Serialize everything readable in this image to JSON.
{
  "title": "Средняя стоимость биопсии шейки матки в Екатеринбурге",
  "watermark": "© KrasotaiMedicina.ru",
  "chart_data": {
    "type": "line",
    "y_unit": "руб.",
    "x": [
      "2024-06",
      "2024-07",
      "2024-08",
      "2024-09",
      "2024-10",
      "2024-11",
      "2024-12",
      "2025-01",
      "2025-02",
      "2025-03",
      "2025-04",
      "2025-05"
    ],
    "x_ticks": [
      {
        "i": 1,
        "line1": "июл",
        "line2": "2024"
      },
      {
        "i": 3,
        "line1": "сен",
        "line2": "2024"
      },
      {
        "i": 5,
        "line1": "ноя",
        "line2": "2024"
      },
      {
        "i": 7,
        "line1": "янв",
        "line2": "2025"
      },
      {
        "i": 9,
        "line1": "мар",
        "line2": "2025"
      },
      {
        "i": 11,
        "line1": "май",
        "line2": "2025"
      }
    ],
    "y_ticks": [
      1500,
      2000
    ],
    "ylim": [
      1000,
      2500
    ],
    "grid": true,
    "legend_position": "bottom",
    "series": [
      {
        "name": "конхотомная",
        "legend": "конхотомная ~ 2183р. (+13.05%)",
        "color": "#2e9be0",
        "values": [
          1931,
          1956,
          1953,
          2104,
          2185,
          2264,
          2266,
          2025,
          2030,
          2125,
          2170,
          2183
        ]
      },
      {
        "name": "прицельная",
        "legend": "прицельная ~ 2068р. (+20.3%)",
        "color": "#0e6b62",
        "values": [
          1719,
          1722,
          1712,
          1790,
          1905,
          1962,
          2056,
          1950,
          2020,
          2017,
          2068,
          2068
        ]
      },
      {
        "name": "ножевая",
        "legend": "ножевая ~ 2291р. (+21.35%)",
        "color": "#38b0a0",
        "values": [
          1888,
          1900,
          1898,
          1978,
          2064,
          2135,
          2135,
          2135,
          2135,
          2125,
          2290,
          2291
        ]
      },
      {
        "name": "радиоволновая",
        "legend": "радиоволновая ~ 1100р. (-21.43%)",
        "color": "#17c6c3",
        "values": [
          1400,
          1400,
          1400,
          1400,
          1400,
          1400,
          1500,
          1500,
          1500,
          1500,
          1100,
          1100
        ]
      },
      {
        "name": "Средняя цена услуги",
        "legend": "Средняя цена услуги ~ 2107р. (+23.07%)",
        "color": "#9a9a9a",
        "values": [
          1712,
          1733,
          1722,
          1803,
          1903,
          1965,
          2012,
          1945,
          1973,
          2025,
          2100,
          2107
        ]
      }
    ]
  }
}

══════════════════════════════

**WHAT YOU NEED TO DO:** Search the lines for "name". Copy each line that has it.

**TASK OUTPUT:**
        "name": "конхотомная",
        "name": "прицельная",
        "name": "ножевая",
        "name": "радиоволновая",
        "name": "Средняя цена услуги",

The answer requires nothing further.